Were these out of warranty? Antec has a long 5yr warranty period, compared to most other brands.

Luther


On 11/1/2012 4:39 AM, John Reames wrote:
I quit buying Antec power supplies because of them; three successive power 
supplies dying due to them is enough.  The last one that I bought was a 
Silverstone, and haven't had a whit of trouble.

--
John W Reames
jream...@verizon.net
Home: +14106646986
Mobile: +14437915905

On Oct 31, 2012, at 20:42, Rich Thomas <richthomas79td...@constructivity.net> 
wrote:

Similar deal, I had a vid card that had almost all the cheepcheepchinee 
capacitors blown, replaced it and things went back to normal.  It is easy to 
inspect the vid card and mobo for blown capacitors, they have their caps oozing 
nasty-looking foamy stuff. I had a coupla old mobos go bad too, never did 
figure out what it was, easy enough to replace.  Newegg had a mobo on sale a 
day or two ago, cheepcheep but you want one that will take your processor.  If 
you got 4.5 yr out of it owes you nothing.

* [Goal]:
Print the email thread about failing power supplies and blown capacitors in full, with no changes.

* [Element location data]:
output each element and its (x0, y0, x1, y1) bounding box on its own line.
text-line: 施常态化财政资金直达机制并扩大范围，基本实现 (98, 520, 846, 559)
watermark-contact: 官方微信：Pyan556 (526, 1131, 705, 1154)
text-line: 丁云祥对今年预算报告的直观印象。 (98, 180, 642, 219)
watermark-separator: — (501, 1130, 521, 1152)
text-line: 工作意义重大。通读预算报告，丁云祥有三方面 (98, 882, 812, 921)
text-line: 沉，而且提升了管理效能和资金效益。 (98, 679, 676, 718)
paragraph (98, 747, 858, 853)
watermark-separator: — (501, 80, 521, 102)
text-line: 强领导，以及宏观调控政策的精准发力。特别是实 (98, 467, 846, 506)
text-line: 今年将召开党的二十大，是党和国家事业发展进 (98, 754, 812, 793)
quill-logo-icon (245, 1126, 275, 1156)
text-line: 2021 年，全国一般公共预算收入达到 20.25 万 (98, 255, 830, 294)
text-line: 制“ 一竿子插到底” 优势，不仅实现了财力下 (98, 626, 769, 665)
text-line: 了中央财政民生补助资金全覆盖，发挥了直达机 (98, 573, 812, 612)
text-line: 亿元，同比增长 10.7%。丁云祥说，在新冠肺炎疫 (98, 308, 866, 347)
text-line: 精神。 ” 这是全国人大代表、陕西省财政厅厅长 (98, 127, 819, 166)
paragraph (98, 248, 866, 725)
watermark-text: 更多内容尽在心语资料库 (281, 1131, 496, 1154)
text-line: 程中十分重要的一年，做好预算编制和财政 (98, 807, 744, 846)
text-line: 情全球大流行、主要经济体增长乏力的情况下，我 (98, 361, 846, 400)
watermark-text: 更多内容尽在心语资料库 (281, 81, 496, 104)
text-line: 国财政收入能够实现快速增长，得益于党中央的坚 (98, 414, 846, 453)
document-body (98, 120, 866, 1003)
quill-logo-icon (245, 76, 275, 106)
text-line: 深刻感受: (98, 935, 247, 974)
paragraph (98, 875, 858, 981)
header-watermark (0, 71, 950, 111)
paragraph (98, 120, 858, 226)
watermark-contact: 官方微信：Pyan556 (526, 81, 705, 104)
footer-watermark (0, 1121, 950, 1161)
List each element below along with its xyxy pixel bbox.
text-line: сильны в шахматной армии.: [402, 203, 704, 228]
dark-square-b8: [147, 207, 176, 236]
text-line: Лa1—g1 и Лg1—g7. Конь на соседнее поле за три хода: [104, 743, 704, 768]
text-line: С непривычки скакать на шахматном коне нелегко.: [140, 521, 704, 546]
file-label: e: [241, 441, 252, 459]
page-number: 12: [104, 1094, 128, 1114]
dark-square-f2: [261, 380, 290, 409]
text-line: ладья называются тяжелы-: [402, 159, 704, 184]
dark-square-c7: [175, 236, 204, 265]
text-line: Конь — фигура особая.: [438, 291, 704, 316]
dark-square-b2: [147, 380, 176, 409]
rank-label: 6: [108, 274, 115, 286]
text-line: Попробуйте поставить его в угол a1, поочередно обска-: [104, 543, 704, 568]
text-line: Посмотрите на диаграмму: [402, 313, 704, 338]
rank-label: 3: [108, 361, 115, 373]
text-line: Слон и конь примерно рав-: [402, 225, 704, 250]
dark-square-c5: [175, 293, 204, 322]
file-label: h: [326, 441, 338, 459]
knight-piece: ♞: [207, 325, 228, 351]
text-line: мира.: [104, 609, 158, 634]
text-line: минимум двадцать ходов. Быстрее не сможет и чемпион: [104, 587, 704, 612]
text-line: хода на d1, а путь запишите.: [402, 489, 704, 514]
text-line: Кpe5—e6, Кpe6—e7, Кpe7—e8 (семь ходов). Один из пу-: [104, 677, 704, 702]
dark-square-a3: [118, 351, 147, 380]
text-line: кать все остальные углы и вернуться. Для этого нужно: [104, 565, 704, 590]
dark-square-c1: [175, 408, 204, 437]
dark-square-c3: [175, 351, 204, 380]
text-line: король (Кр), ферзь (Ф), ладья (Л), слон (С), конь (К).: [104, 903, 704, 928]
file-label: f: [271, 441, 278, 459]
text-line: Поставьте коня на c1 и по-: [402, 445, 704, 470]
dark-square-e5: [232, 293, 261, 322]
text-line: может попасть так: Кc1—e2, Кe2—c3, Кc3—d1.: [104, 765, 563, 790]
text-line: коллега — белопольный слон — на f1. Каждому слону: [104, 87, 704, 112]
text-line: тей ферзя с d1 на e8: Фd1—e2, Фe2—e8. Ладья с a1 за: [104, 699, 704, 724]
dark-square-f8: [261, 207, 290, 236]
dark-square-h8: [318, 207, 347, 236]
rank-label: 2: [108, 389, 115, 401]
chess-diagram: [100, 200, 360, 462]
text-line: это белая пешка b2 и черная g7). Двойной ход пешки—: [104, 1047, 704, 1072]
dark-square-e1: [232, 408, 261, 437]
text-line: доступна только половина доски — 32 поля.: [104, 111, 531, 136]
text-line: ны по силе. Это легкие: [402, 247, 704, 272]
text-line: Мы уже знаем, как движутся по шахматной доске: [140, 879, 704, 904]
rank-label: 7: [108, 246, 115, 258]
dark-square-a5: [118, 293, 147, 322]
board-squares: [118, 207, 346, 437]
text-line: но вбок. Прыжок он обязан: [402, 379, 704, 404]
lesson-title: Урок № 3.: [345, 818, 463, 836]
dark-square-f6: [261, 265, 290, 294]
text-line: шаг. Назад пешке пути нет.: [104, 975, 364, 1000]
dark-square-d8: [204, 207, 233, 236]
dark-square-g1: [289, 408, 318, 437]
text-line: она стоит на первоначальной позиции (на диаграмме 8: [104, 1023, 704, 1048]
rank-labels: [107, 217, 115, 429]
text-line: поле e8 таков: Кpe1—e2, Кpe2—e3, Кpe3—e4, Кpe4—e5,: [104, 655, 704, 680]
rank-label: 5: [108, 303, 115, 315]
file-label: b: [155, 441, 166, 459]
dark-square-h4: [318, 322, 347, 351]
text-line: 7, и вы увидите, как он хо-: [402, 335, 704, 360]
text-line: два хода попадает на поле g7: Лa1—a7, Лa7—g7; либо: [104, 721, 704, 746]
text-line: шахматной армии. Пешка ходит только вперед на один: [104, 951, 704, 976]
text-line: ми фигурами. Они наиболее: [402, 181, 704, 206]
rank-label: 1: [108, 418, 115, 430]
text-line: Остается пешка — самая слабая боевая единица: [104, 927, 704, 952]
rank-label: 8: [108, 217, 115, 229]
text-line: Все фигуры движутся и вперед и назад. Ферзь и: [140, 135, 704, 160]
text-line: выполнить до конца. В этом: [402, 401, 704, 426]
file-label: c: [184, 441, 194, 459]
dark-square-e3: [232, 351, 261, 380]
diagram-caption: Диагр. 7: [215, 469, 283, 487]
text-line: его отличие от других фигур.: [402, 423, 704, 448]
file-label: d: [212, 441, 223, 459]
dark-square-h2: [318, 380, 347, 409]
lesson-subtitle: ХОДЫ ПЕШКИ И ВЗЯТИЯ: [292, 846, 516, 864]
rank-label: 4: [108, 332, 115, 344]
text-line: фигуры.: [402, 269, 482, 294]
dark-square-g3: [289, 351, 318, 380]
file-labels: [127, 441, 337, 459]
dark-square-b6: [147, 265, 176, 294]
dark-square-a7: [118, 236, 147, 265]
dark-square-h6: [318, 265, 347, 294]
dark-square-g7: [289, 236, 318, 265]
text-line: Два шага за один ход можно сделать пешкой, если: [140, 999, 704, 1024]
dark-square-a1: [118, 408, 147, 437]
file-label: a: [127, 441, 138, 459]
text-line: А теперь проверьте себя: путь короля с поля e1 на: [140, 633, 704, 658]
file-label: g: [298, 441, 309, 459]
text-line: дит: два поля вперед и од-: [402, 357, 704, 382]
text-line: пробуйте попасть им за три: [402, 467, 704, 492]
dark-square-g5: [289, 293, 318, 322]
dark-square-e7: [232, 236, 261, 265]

* [Response]:
Were these out of warranty? Antec has a long 5yr warranty period, compared to most other brands.

Luther


On 11/1/2012 4:39 AM, John Reames wrote:
I quit buying Antec power supplies because of them; three successive power 
supplies dying due to them is enough.  The last one that I bought was a 
Silverstone, and haven't had a whit of trouble.

--
John W Reames
jream...@verizon.net
Home: +14106646986
Mobile: +14437915905

On Oct 31, 2012, at 20:42, Rich Thomas <richthomas79td...@constructivity.net> 
wrote:

Similar deal, I had a vid card that had almost all the cheepcheepchinee 
capacitors blown, replaced it and things went back to normal.  It is easy to 
inspect the vid card and mobo for blown capacitors, they have their caps oozing 
nasty-looking foamy stuff. I had a coupla old mobos go bad too, never did 
figure out what it was, easy enough to replace.  Newegg had a mobo on sale a 
day or two ago, cheepcheep but you want one that will take your processor.  If 
you got 4.5 yr out of it owes you nothing.